Redis存储键值方式详解

redis是一个存储键值对的内存数据库,其存储键值的方式和Java中的HashMap相似。表征redis数据库的结构体是redisDb (在server.h文件中),redis服务器默认有16个数据库,编号从0到15。

typedef struct redisDb {
    dict *dict;                /* 键空间 */
    dict *expires;              /* 过期键空间 */
    dict *blocking_keys;        /* 客户端在等待的键 (BLPOP) */
    dict *ready_keys;          /* 接收到 push 的阻塞键 */
    dict *watched_keys;        /* WATCHED keys for MULTI/EXEC CAS */
    struct evictionPoolEntry *eviction_pool;    /* Eviction pool of keys */
    int id;                    /* Database ID */
    long long avg_ttl;          /* Average TTL, just for stats */
} redisDb;

dict 中存储的是 key -> value,而expires存储的 key -> 过期时间

dict是dict.h文件中定义的结构体:

typedef struct dict {
    dictType *type;
    void *privdata;
    dictht ht[2];
    long rehashidx; /* rehashing not in progress if rehashidx == -1 */
    unsigned long iterators; /* number of iterators currently running */
} dict;

typedef struct dictht {
    dictEntry **table;
    unsigned long size; //table的大小
    unsigned long sizemask;
    unsigned long used; //table中键值对的数量
} dictht;

typedef struct dictEntry {
    void *key;
    union {
        void *val;
        uint64_t u64;
        int64_t s64;
        double d;
    } v;
    struct dictEntry *next;
} dictEntry;

dict可以类比为java中的HashMap,dictEntry对应java.util.HashMap.Entry<K, V>,稍微不同的是,dict对entry的table做了简单的封装(即dictht),而且dict中有两个table用于rehash。

分析dict的dictReplace(dict.c文件中),类似于HashMap的put:

/* Add or Overwrite:
 * Add an element, discarding the old value if the key already exists.
 * Return 1 if the key was added from scratch, 0 if there was already an
 * element with such key and dictReplace() just performed a value update
 * operation. */
int dictReplace(dict *d, void *key, void *val)
{
    dictEntry *entry, *existing, auxentry;

    /* Try to add the element. If the key
    * does not exists dictAdd will suceed. */
    entry = dictAddRaw(d,key,&existing);
    if (entry) {
        dictSetVal(d, entry, val);
        return 1;
    }

    /* Set the new value and free the old one. Note that it is important
    * to do that in this order, as the value may just be exactly the same
    * as the previous one. In this context, think to reference counting,
    * you want to increment (set), and then decrement (free), and not the
    * reverse. */
    auxentry = *existing;
    dictSetVal(d, existing, val);
    dictFreeVal(d, &auxentry);
    return 0;
}

dictEntry *dictAddRaw(dict *d, void *key, dictEntry **existing)
{
    int index;
    dictEntry *entry;
    dictht *ht;

    if (dictIsRehashing(d)) _dictRehashStep(d);

    /* Get the index of the new element, or -1 if
    * the element already exists. */
    if ((index = _dictKeyIndex(d, key, dictHashKey(d,key), existing)) == -1)

● ● ●

_任务要求_: 从原文中逐字摘录自“typedef struct dictEntry”起、一直到“table用于rehash。”为止的全部内容。 下列条目与原文并无关联。

(数据集摘录)
● ● ●

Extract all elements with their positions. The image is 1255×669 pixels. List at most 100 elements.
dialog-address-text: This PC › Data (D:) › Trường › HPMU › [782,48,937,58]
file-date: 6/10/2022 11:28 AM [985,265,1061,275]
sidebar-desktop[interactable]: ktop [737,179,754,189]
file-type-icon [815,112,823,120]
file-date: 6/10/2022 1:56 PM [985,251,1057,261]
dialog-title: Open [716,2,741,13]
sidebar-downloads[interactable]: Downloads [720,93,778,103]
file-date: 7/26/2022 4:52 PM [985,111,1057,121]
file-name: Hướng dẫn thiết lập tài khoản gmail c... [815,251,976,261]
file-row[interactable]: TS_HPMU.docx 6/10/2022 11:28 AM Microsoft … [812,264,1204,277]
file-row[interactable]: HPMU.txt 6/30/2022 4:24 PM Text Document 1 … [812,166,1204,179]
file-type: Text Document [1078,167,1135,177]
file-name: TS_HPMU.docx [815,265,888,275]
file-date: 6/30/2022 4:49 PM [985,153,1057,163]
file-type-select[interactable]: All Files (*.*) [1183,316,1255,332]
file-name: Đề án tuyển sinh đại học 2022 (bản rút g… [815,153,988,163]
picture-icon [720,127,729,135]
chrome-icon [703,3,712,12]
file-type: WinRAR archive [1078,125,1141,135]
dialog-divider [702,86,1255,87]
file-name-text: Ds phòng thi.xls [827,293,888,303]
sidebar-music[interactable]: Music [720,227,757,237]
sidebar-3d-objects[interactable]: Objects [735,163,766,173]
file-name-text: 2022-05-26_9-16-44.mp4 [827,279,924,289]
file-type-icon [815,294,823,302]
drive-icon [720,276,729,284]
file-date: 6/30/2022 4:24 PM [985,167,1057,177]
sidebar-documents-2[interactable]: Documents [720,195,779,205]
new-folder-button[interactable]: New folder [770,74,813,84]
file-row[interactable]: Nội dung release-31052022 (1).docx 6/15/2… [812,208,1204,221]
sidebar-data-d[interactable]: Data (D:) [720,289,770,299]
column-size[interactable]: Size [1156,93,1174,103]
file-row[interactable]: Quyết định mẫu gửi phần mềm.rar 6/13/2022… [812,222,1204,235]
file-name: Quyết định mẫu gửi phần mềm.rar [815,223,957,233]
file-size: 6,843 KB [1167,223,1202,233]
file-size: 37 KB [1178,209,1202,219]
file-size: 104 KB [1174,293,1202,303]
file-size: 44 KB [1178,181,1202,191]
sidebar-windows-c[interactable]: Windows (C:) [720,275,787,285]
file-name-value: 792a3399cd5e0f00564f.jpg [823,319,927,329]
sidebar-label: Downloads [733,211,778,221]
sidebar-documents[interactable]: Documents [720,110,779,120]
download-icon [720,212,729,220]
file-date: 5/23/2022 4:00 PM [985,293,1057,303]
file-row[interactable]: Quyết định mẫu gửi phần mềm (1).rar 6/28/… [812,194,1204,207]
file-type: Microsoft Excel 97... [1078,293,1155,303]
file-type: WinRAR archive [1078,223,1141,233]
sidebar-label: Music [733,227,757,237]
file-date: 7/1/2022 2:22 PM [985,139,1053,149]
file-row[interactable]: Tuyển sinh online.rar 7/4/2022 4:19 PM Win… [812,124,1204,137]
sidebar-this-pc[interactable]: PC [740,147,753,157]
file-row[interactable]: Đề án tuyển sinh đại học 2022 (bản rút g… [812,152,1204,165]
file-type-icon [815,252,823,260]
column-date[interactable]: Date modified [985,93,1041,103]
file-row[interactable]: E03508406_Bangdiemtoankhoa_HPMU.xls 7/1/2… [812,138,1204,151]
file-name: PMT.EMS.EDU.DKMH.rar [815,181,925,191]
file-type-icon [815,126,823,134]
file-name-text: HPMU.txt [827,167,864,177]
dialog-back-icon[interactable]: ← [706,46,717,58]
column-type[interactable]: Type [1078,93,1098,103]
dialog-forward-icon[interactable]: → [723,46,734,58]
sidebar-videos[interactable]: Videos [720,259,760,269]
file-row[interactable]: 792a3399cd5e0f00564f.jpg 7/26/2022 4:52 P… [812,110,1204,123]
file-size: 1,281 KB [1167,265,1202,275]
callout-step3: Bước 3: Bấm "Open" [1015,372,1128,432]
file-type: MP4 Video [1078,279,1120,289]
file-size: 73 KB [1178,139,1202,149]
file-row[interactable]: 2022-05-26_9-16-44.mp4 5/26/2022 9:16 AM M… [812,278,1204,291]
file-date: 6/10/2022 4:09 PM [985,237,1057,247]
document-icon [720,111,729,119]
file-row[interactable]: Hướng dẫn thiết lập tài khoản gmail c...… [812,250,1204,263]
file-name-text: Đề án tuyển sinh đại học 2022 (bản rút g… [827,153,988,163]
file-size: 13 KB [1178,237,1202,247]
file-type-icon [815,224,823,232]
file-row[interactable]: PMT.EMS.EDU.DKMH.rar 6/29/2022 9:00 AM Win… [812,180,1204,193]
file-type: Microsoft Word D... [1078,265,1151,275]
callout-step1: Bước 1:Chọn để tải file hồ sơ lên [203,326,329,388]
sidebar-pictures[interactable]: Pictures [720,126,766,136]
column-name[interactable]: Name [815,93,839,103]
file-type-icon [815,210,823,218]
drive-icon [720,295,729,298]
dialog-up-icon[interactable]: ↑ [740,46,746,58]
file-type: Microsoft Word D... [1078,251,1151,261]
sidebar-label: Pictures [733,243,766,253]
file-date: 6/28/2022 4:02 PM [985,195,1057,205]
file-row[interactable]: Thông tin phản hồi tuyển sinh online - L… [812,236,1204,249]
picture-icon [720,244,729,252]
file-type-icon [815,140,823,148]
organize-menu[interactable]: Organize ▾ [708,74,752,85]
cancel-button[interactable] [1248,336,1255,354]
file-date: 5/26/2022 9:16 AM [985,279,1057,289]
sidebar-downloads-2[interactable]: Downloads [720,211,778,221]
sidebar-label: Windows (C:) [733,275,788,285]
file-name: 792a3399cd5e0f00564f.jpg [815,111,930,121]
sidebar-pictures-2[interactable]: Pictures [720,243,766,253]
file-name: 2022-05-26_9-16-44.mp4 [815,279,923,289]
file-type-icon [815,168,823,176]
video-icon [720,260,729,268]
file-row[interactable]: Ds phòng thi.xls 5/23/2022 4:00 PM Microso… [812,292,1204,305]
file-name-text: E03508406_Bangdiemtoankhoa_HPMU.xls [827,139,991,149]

● ● ●

_参考答案_:
typedef struct dictEntry {
    void *key;
    union {
        void *val;
        uint64_t u64;
        int64_t s64;
        double d;
    } v;
    struct dictEntry *next;
} dictEntry;

dict可以类比为java中的HashMap,dictEntry对应java.util.HashMap.Entry<K, V>,稍微不同的是,dict对entry的table做了简单的封装(即dictht),而且dict中有两个table用于rehash。